AIM OF THE TASK> Write out every entry precisely as given, leaving the pictures out.

BEGIN SOURCE MATERIAL

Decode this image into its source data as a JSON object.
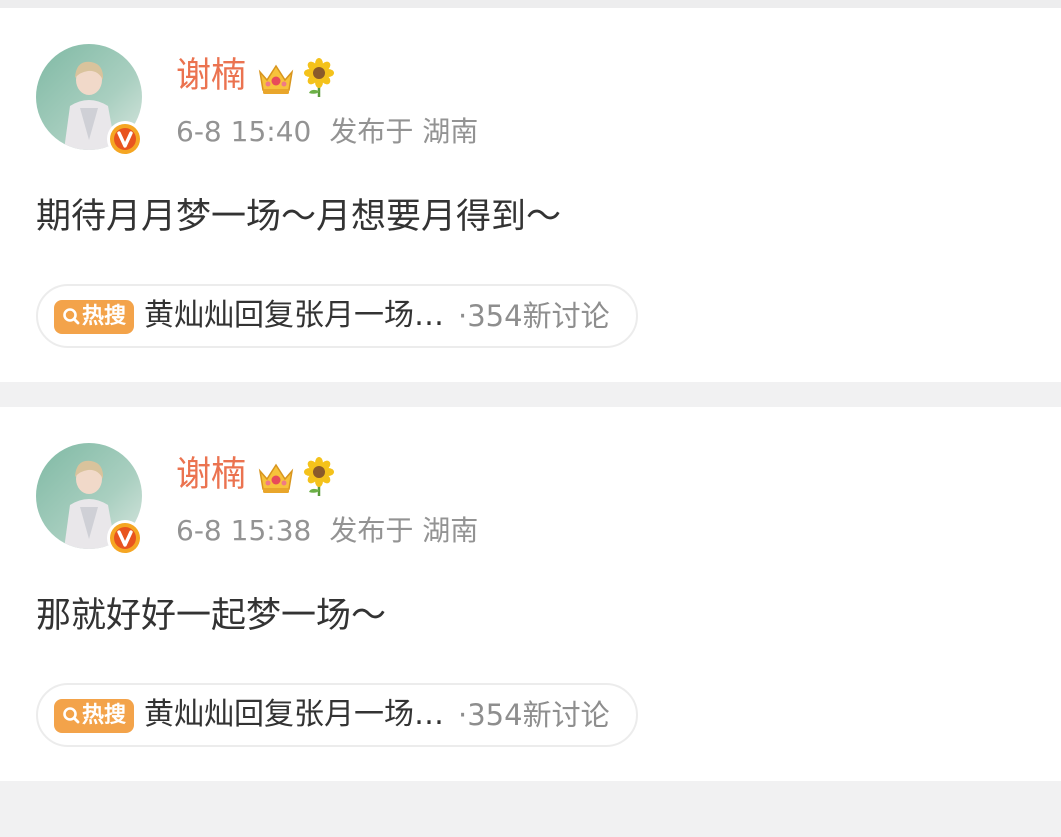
{
  "posts": [
    {
      "author": "谢楠",
      "time": "6-8 15:40",
      "location": "发布于 湖南",
      "content": "期待月月梦一场～月想要月得到～",
      "topic": {
        "tag": "热搜",
        "title": "黄灿灿回复张月一场…",
        "count": "·354新讨论"
      }
    },
    {
      "author": "谢楠",
      "time": "6-8 15:38",
      "location": "发布于 湖南",
      "content": "那就好好一起梦一场～",
      "topic": {
        "tag": "热搜",
        "title": "黄灿灿回复张月一场…",
        "count": "·354新讨论"
      }
    }
  ],
  "icons": {
    "verified": "verified-v-badge",
    "vip_crown": "crown-icon",
    "sunflower": "sunflower-icon",
    "search": "search-icon"
  },
  "colors": {
    "author_name": "#eb7350",
    "hot_tag": "#f3a34a",
    "verified_badge": "#f5a623",
    "meta_text": "#939393"
  }
}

END SOURCE MATERIAL

TASK SOLUTION>
Decode this image into its source data as a JSON object.
{
  "posts": [
    {
      "author": "谢楠",
      "time": "6-8 15:40",
      "location": "发布于 湖南",
      "content": "期待月月梦一场～月想要月得到～",
      "topic": {
        "tag": "热搜",
        "title": "黄灿灿回复张月一场…",
        "count": "·354新讨论"
      }
    },
    {
      "author": "谢楠",
      "time": "6-8 15:38",
      "location": "发布于 湖南",
      "content": "那就好好一起梦一场～",
      "topic": {
        "tag": "热搜",
        "title": "黄灿灿回复张月一场…",
        "count": "·354新讨论"
      }
    }
  ],
  "icons": {
    "verified": "verified-v-badge",
    "vip_crown": "crown-icon",
    "sunflower": "sunflower-icon",
    "search": "search-icon"
  },
  "colors": {
    "author_name": "#eb7350",
    "hot_tag": "#f3a34a",
    "verified_badge": "#f5a623",
    "meta_text": "#939393"
  }
}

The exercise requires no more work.